What follows is a set of records; restate each one word for word and drop the pictures.

(Dataset entries on figures)
☆ ☆ ☆

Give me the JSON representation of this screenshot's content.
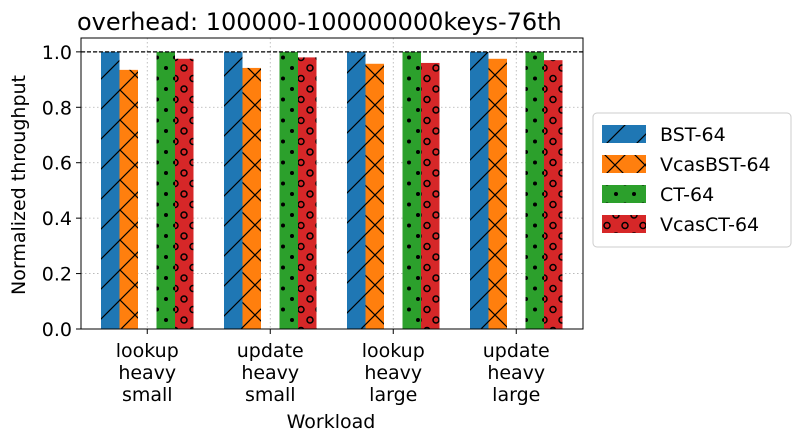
{
  "chart_data": {
    "type": "bar",
    "title": "overhead: 100000-100000000keys-76th",
    "xlabel": "Workload",
    "ylabel": "Normalized throughput",
    "categories": [
      [
        "lookup",
        "heavy",
        "small"
      ],
      [
        "update",
        "heavy",
        "small"
      ],
      [
        "lookup",
        "heavy",
        "large"
      ],
      [
        "update",
        "heavy",
        "large"
      ]
    ],
    "ylim": [
      0,
      1.05
    ],
    "yticks": [
      "0.0",
      "0.2",
      "0.4",
      "0.6",
      "0.8",
      "1.0"
    ],
    "reference_line": 1.0,
    "grid": true,
    "legend_position": "right",
    "series": [
      {
        "name": "BST-64",
        "color": "#1f77b4",
        "hatch": "diagonal",
        "values": [
          1.0,
          1.0,
          1.0,
          1.0
        ]
      },
      {
        "name": "VcasBST-64",
        "color": "#ff7f0e",
        "hatch": "cross",
        "values": [
          0.935,
          0.942,
          0.957,
          0.975
        ]
      },
      {
        "name": "CT-64",
        "color": "#2ca02c",
        "hatch": "dots",
        "values": [
          1.0,
          1.0,
          1.0,
          1.0
        ]
      },
      {
        "name": "VcasCT-64",
        "color": "#d62728",
        "hatch": "circles",
        "values": [
          0.975,
          0.98,
          0.96,
          0.97
        ]
      }
    ]
  }
}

☆ ☆ ☆

CORRECT RESPONSE:
Give me the JSON representation of this screenshot's content.
{
  "chart_data": {
    "type": "bar",
    "title": "overhead: 100000-100000000keys-76th",
    "xlabel": "Workload",
    "ylabel": "Normalized throughput",
    "categories": [
      [
        "lookup",
        "heavy",
        "small"
      ],
      [
        "update",
        "heavy",
        "small"
      ],
      [
        "lookup",
        "heavy",
        "large"
      ],
      [
        "update",
        "heavy",
        "large"
      ]
    ],
    "ylim": [
      0,
      1.05
    ],
    "yticks": [
      "0.0",
      "0.2",
      "0.4",
      "0.6",
      "0.8",
      "1.0"
    ],
    "reference_line": 1.0,
    "grid": true,
    "legend_position": "right",
    "series": [
      {
        "name": "BST-64",
        "color": "#1f77b4",
        "hatch": "diagonal",
        "values": [
          1.0,
          1.0,
          1.0,
          1.0
        ]
      },
      {
        "name": "VcasBST-64",
        "color": "#ff7f0e",
        "hatch": "cross",
        "values": [
          0.935,
          0.942,
          0.957,
          0.975
        ]
      },
      {
        "name": "CT-64",
        "color": "#2ca02c",
        "hatch": "dots",
        "values": [
          1.0,
          1.0,
          1.0,
          1.0
        ]
      },
      {
        "name": "VcasCT-64",
        "color": "#d62728",
        "hatch": "circles",
        "values": [
          0.975,
          0.98,
          0.96,
          0.97
        ]
      }
    ]
  }
}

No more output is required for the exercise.